> [Directions]:
Pick out every line with the word "momento" and copy it.

Stored data:
--- --- ---
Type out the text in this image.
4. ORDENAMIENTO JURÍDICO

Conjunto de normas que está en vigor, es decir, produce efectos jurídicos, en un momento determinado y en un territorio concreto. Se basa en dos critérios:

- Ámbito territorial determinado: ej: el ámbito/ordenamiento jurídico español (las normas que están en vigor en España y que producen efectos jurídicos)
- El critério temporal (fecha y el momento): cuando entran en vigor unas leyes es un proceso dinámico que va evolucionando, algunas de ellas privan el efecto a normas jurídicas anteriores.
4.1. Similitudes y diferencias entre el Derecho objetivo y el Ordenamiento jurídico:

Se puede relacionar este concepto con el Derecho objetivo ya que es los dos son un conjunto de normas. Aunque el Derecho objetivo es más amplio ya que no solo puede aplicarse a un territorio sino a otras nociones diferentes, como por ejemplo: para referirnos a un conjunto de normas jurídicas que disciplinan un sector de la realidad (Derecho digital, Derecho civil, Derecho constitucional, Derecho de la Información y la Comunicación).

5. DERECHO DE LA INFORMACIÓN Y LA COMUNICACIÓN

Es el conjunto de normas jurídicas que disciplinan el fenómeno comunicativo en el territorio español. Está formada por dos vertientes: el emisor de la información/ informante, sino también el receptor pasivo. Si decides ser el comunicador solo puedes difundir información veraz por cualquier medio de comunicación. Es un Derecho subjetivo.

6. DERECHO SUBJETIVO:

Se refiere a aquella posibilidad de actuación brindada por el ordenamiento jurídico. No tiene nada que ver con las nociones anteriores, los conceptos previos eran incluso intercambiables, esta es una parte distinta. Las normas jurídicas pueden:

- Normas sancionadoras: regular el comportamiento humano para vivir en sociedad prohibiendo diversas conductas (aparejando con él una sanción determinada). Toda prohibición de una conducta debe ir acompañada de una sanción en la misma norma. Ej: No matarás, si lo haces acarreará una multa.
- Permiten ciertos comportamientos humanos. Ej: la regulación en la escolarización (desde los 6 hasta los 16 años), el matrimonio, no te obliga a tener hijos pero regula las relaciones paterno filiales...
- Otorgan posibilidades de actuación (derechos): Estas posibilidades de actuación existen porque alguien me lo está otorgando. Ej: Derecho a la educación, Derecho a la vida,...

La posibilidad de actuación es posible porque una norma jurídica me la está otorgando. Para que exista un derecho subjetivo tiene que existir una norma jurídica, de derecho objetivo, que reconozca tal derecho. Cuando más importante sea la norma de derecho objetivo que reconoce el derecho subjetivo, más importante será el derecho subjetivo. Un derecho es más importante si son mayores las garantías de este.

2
--- --- ---
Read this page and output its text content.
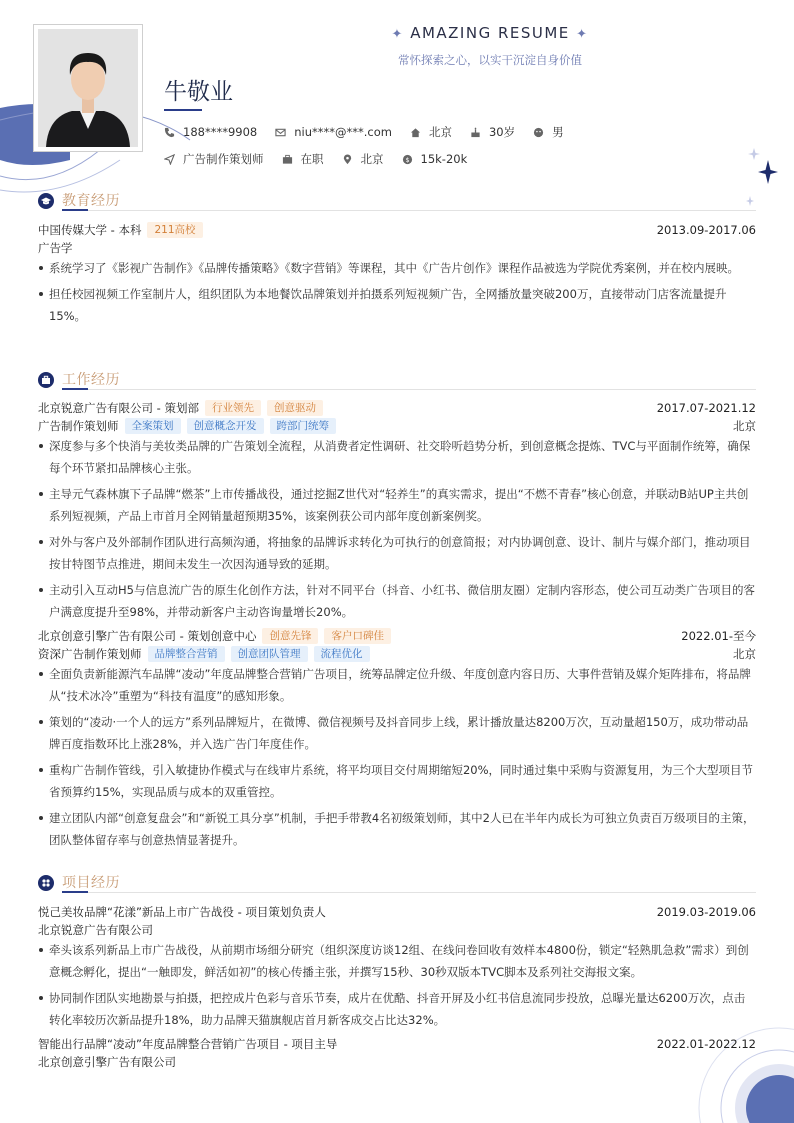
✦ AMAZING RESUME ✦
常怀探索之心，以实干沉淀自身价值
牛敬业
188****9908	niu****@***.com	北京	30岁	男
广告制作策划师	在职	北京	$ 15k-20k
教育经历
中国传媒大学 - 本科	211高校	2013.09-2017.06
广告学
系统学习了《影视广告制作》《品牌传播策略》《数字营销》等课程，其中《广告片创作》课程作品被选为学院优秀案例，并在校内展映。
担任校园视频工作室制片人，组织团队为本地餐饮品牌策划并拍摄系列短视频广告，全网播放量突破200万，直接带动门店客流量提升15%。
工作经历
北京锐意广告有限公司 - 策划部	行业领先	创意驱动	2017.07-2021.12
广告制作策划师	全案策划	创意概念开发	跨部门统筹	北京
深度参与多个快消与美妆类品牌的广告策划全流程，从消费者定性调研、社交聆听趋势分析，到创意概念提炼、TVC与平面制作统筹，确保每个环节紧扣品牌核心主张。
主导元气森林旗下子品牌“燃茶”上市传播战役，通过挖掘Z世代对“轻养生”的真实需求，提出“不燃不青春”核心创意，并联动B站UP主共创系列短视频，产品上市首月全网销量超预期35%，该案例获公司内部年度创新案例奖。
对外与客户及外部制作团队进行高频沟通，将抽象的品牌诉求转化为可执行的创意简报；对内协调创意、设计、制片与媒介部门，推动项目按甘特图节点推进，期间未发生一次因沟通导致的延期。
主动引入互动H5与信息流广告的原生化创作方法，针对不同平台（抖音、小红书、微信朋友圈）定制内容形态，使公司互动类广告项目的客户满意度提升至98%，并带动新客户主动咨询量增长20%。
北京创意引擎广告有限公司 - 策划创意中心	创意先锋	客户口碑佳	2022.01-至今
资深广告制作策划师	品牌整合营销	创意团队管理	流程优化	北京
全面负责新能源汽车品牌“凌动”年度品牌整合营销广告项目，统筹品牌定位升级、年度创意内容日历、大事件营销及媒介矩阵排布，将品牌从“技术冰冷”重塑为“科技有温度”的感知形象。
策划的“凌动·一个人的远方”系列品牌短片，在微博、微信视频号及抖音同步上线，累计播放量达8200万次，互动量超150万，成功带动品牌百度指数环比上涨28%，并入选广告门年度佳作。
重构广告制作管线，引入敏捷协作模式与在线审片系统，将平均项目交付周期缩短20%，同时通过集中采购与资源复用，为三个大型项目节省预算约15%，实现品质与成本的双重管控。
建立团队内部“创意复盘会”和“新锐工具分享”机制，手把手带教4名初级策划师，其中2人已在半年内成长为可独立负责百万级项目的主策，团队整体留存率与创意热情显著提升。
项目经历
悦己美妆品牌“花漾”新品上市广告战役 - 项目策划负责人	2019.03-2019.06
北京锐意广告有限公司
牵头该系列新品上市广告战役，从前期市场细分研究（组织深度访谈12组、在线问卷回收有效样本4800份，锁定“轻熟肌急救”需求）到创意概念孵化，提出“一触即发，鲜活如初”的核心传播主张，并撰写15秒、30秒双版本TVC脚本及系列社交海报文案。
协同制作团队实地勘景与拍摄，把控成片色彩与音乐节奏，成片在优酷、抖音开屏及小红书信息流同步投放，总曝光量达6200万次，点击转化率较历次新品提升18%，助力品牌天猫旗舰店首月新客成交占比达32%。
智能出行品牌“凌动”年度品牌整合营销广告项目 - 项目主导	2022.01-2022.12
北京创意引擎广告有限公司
--- --- ---
> [Task response]:
Conjunto de normas que está en vigor, es decir, produce efectos jurídicos, en un momento determinado y en un territorio concreto. Se basa en dos critérios:
- El critério temporal (fecha y el momento): cuando entran en vigor unas leyes es un proceso dinámico que va evolucionando, algunas de ellas privan el efecto a normas jurídicas anteriores.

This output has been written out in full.